*PROBLEM TO WORK ON*
Every line of the material is to be repeated exactly as it stands.

(Collected data)
# # # # #

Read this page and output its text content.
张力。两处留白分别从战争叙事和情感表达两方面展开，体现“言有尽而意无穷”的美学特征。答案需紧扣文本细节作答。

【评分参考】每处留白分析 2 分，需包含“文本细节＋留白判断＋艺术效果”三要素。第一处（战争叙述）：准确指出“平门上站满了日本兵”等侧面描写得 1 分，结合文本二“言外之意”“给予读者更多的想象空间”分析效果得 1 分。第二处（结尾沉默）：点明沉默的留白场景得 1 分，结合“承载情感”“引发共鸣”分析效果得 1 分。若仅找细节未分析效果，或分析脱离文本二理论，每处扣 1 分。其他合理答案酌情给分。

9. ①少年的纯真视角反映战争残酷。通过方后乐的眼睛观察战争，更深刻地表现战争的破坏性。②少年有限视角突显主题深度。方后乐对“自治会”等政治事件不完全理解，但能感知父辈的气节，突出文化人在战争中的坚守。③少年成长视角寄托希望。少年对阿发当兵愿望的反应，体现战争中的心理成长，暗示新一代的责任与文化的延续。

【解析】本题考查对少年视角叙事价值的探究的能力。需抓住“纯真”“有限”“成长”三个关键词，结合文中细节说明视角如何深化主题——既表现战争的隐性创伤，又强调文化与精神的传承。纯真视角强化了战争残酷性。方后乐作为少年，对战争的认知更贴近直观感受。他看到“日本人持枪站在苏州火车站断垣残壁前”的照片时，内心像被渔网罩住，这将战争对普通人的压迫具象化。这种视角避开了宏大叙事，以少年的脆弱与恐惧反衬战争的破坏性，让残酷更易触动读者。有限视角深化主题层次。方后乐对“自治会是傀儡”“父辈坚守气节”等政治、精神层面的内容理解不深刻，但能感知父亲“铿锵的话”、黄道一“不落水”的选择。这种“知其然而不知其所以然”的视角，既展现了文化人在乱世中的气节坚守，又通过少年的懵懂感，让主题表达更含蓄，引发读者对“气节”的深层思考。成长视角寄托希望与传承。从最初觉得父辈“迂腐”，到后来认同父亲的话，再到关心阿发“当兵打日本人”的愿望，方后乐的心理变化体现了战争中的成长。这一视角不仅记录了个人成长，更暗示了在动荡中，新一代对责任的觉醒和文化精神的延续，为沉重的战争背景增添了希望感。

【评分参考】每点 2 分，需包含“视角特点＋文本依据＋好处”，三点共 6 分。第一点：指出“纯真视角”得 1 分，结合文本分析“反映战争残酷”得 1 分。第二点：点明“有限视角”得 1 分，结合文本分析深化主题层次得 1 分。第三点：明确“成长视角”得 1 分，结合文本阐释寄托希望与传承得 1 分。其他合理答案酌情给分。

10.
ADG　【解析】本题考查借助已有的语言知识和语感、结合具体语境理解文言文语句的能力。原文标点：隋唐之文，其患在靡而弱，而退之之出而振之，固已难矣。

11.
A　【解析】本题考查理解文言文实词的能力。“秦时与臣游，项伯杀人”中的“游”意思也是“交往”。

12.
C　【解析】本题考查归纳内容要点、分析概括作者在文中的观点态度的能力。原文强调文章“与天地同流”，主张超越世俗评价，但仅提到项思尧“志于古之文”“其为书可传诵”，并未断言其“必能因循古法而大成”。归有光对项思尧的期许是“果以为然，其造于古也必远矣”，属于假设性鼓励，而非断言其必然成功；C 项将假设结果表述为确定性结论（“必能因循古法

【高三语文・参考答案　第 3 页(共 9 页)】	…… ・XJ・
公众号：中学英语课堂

# # # # #

*WRITTEN ANSWER*
Read this page and output its text content.
张力。两处留白分别从战争叙事和情感表达两方面展开，体现“言有尽而意无穷”的美学特征。答案需紧扣文本细节作答。

【评分参考】每处留白分析 2 分，需包含“文本细节＋留白判断＋艺术效果”三要素。第一处（战争叙述）：准确指出“平门上站满了日本兵”等侧面描写得 1 分，结合文本二“言外之意”“给予读者更多的想象空间”分析效果得 1 分。第二处（结尾沉默）：点明沉默的留白场景得 1 分，结合“承载情感”“引发共鸣”分析效果得 1 分。若仅找细节未分析效果，或分析脱离文本二理论，每处扣 1 分。其他合理答案酌情给分。

9. ①少年的纯真视角反映战争残酷。通过方后乐的眼睛观察战争，更深刻地表现战争的破坏性。②少年有限视角突显主题深度。方后乐对“自治会”等政治事件不完全理解，但能感知父辈的气节，突出文化人在战争中的坚守。③少年成长视角寄托希望。少年对阿发当兵愿望的反应，体现战争中的心理成长，暗示新一代的责任与文化的延续。

【解析】本题考查对少年视角叙事价值的探究的能力。需抓住“纯真”“有限”“成长”三个关键词，结合文中细节说明视角如何深化主题——既表现战争的隐性创伤，又强调文化与精神的传承。纯真视角强化了战争残酷性。方后乐作为少年，对战争的认知更贴近直观感受。他看到“日本人持枪站在苏州火车站断垣残壁前”的照片时，内心像被渔网罩住，这将战争对普通人的压迫具象化。这种视角避开了宏大叙事，以少年的脆弱与恐惧反衬战争的破坏性，让残酷更易触动读者。有限视角深化主题层次。方后乐对“自治会是傀儡”“父辈坚守气节”等政治、精神层面的内容理解不深刻，但能感知父亲“铿锵的话”、黄道一“不落水”的选择。这种“知其然而不知其所以然”的视角，既展现了文化人在乱世中的气节坚守，又通过少年的懵懂感，让主题表达更含蓄，引发读者对“气节”的深层思考。成长视角寄托希望与传承。从最初觉得父辈“迂腐”，到后来认同父亲的话，再到关心阿发“当兵打日本人”的愿望，方后乐的心理变化体现了战争中的成长。这一视角不仅记录了个人成长，更暗示了在动荡中，新一代对责任的觉醒和文化精神的延续，为沉重的战争背景增添了希望感。

【评分参考】每点 2 分，需包含“视角特点＋文本依据＋好处”，三点共 6 分。第一点：指出“纯真视角”得 1 分，结合文本分析“反映战争残酷”得 1 分。第二点：点明“有限视角”得 1 分，结合文本分析深化主题层次得 1 分。第三点：明确“成长视角”得 1 分，结合文本阐释寄托希望与传承得 1 分。其他合理答案酌情给分。

10.
ADG　【解析】本题考查借助已有的语言知识和语感、结合具体语境理解文言文语句的能力。原文标点：隋唐之文，其患在靡而弱，而退之之出而振之，固已难矣。

11.
A　【解析】本题考查理解文言文实词的能力。“秦时与臣游，项伯杀人”中的“游”意思也是“交往”。

12.
C　【解析】本题考查归纳内容要点、分析概括作者在文中的观点态度的能力。原文强调文章“与天地同流”，主张超越世俗评价，但仅提到项思尧“志于古之文”“其为书可传诵”，并未断言其“必能因循古法而大成”。归有光对项思尧的期许是“果以为然，其造于古也必远矣”，属于假设性鼓励，而非断言其必然成功；C 项将假设结果表述为确定性结论（“必能因循古法

【高三语文・参考答案　第 3 页(共 9 页)】	…… ・XJ・
公众号：中学英语课堂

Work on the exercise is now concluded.